### MATERIAL SHOWN
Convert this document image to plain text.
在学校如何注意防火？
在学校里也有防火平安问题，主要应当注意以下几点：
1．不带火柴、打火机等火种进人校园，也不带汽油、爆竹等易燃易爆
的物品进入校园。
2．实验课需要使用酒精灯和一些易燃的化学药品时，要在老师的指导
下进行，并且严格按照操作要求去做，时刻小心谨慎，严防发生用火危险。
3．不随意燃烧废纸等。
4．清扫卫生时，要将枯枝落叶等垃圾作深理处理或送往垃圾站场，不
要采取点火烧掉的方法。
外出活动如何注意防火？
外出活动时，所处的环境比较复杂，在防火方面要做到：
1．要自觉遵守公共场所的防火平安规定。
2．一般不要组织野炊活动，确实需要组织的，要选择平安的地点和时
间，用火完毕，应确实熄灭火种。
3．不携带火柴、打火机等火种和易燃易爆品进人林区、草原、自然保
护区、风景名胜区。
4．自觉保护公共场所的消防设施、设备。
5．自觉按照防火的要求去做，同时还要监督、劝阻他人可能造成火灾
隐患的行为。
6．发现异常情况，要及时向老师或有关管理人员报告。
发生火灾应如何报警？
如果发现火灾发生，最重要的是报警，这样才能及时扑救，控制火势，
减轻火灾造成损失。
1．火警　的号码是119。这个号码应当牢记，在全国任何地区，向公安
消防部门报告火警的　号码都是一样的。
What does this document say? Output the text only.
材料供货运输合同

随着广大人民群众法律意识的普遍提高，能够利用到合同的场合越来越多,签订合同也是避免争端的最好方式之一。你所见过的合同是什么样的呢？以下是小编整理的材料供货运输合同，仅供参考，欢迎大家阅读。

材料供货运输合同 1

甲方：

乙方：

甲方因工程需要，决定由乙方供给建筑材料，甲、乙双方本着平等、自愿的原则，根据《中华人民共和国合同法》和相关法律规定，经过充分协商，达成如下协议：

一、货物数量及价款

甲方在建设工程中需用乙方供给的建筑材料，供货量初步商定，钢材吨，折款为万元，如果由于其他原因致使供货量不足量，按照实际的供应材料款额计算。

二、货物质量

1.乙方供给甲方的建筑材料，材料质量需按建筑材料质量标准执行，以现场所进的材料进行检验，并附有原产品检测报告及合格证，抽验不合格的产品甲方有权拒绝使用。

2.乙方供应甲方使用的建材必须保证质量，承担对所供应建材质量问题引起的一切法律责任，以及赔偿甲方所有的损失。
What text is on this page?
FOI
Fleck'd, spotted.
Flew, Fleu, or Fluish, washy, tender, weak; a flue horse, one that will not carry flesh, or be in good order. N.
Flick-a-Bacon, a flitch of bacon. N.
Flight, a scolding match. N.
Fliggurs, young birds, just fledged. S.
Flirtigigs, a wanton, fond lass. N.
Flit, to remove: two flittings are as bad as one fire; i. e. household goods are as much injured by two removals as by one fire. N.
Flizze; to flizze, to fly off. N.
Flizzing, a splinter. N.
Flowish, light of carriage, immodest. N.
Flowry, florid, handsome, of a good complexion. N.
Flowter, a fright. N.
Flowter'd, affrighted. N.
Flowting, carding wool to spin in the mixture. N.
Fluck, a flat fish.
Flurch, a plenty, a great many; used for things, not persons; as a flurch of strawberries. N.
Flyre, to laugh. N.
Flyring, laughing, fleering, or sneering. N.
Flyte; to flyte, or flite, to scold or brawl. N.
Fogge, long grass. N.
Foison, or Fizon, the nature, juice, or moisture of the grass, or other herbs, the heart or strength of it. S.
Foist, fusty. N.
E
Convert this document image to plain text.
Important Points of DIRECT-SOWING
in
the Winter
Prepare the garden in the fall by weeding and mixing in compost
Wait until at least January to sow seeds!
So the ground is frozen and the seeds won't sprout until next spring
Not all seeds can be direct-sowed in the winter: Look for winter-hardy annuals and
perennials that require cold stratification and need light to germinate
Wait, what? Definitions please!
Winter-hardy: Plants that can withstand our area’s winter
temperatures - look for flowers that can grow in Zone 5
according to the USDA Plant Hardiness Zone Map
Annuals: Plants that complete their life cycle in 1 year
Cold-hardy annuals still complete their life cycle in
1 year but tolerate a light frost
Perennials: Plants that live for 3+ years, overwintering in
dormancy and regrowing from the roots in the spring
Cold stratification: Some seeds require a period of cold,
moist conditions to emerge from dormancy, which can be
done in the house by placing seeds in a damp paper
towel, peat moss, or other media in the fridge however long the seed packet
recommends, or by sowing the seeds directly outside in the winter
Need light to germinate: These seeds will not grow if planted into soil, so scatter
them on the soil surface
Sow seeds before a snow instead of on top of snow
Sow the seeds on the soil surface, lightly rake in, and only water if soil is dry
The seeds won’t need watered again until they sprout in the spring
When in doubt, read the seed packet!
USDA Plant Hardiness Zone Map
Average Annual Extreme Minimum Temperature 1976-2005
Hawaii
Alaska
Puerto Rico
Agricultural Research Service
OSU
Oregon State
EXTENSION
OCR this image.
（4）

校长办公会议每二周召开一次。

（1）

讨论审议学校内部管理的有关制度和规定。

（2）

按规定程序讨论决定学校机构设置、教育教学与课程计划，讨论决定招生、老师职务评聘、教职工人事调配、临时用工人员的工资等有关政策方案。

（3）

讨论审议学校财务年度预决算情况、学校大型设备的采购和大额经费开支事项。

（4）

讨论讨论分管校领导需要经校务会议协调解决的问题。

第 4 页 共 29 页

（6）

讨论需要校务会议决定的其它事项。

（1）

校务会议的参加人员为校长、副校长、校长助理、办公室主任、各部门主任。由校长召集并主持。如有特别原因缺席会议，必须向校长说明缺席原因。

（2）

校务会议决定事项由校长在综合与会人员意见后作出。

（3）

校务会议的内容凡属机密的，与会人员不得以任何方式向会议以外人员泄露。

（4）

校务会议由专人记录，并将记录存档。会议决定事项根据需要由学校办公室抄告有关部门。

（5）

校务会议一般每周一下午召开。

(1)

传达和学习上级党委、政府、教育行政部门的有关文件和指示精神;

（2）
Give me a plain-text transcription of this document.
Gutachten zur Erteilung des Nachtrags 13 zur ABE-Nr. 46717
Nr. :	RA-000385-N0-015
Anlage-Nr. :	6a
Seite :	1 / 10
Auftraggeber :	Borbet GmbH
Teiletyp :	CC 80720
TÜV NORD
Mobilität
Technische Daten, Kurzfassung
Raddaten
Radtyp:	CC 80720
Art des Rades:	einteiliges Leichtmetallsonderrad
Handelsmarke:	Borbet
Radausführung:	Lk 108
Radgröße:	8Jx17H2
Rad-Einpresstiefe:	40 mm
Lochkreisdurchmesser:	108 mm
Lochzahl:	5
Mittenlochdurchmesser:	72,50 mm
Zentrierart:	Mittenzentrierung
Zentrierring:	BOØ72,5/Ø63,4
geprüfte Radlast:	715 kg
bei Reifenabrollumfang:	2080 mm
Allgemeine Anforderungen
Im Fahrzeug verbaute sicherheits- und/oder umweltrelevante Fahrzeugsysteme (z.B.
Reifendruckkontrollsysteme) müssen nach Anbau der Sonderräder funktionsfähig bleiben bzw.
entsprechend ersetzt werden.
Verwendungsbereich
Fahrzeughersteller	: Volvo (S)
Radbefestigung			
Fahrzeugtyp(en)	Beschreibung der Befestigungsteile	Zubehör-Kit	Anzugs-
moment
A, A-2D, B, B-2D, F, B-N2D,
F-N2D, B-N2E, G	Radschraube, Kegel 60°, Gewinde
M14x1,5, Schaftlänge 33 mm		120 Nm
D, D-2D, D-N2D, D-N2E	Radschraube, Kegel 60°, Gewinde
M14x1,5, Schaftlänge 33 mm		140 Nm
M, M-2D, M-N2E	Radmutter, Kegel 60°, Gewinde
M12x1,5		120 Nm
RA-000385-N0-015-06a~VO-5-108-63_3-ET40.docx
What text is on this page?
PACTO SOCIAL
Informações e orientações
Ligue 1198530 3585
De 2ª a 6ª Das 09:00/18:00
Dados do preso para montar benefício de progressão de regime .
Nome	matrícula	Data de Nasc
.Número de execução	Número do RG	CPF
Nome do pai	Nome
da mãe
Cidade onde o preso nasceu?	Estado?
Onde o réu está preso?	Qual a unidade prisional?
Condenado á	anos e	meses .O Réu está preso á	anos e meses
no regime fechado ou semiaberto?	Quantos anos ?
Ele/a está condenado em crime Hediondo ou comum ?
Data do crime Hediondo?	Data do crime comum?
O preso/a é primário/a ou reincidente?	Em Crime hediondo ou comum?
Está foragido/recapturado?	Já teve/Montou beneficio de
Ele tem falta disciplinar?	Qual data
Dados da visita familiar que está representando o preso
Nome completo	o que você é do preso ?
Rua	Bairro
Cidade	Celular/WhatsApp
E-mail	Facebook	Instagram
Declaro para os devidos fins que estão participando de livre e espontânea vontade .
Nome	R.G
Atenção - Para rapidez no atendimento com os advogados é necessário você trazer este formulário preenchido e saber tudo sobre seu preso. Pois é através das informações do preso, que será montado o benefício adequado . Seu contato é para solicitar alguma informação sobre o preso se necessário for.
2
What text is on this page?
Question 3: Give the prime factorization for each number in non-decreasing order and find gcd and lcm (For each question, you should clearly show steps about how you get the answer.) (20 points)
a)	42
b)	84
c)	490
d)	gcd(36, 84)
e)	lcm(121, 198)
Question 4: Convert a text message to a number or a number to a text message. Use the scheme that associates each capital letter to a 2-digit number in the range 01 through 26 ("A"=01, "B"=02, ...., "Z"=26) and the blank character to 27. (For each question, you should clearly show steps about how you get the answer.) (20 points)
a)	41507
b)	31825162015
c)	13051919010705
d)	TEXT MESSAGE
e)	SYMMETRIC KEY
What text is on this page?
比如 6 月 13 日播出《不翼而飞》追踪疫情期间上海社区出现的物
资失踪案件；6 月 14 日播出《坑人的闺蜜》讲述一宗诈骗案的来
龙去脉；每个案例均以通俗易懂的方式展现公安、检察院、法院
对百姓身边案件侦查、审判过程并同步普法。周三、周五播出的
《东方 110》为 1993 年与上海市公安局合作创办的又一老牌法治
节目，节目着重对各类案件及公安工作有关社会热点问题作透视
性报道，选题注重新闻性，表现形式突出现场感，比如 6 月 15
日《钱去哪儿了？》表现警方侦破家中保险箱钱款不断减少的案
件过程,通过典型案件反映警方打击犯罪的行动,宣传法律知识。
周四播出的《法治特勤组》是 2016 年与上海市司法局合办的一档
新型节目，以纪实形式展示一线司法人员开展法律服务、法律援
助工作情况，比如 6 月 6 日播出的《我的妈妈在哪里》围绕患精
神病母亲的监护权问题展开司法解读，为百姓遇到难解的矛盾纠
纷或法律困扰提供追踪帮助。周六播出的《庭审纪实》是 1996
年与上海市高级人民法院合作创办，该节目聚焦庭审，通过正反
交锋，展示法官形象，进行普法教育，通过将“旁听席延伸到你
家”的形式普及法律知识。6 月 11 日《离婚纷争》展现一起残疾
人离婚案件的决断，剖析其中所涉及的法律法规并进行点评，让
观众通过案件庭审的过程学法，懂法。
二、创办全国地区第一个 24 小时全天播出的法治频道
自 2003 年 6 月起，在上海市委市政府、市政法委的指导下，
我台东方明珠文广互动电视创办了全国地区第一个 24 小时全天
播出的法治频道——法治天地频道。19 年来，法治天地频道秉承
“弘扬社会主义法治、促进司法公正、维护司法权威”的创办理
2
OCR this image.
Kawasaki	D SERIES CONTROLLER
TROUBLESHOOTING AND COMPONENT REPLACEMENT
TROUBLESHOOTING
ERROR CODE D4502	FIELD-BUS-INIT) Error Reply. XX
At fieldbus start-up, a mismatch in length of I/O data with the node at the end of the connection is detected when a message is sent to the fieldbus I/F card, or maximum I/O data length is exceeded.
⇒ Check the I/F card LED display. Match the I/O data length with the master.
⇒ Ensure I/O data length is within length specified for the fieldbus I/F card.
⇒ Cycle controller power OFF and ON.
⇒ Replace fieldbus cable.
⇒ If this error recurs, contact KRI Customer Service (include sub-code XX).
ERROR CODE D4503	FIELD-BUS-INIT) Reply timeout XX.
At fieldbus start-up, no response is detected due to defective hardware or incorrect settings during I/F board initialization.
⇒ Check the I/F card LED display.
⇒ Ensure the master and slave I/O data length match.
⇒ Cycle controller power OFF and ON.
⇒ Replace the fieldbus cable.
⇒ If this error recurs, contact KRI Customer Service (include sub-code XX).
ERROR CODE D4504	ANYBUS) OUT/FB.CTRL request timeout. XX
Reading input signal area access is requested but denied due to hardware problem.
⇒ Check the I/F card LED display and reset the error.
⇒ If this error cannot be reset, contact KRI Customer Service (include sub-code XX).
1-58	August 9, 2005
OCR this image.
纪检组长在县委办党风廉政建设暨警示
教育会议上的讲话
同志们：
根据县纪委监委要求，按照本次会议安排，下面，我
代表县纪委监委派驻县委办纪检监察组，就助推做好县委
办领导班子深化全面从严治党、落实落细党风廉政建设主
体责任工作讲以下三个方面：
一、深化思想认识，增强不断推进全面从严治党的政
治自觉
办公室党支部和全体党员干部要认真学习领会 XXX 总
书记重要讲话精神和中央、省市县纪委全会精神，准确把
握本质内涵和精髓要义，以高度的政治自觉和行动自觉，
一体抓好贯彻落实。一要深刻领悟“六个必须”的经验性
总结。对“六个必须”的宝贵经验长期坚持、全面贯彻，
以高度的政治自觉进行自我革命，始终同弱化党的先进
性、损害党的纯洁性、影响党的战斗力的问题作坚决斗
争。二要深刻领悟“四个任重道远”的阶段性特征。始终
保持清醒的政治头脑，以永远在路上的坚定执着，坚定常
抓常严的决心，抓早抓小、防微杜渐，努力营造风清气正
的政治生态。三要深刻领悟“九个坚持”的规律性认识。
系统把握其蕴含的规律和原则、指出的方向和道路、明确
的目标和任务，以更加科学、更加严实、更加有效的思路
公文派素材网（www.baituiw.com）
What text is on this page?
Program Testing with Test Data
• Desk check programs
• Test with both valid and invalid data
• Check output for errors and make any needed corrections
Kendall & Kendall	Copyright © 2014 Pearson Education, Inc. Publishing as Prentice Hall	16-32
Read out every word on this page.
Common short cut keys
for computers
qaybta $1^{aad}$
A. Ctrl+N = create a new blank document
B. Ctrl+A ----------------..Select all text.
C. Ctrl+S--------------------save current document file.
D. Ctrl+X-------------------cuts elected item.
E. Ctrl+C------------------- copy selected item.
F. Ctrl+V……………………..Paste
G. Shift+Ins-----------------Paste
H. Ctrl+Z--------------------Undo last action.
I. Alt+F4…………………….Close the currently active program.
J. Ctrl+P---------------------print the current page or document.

### WHAT NEEDS TO BE DONE
Repeat exactly the lines from the line containing "Read out every word on this page." through the last line of the records above, including both, and nothing else.

### SOLVED EXERCISE
Read out every word on this page.
Common short cut keys
for computers
qaybta $1^{aad}$
A. Ctrl+N = create a new blank document
B. Ctrl+A ----------------..Select all text.
C. Ctrl+S--------------------save current document file.
D. Ctrl+X-------------------cuts elected item.
E. Ctrl+C------------------- copy selected item.
F. Ctrl+V……………………..Paste
G. Shift+Ins-----------------Paste
H. Ctrl+Z--------------------Undo last action.
I. Alt+F4…………………….Close the currently active program.
J. Ctrl+P---------------------print the current page or document.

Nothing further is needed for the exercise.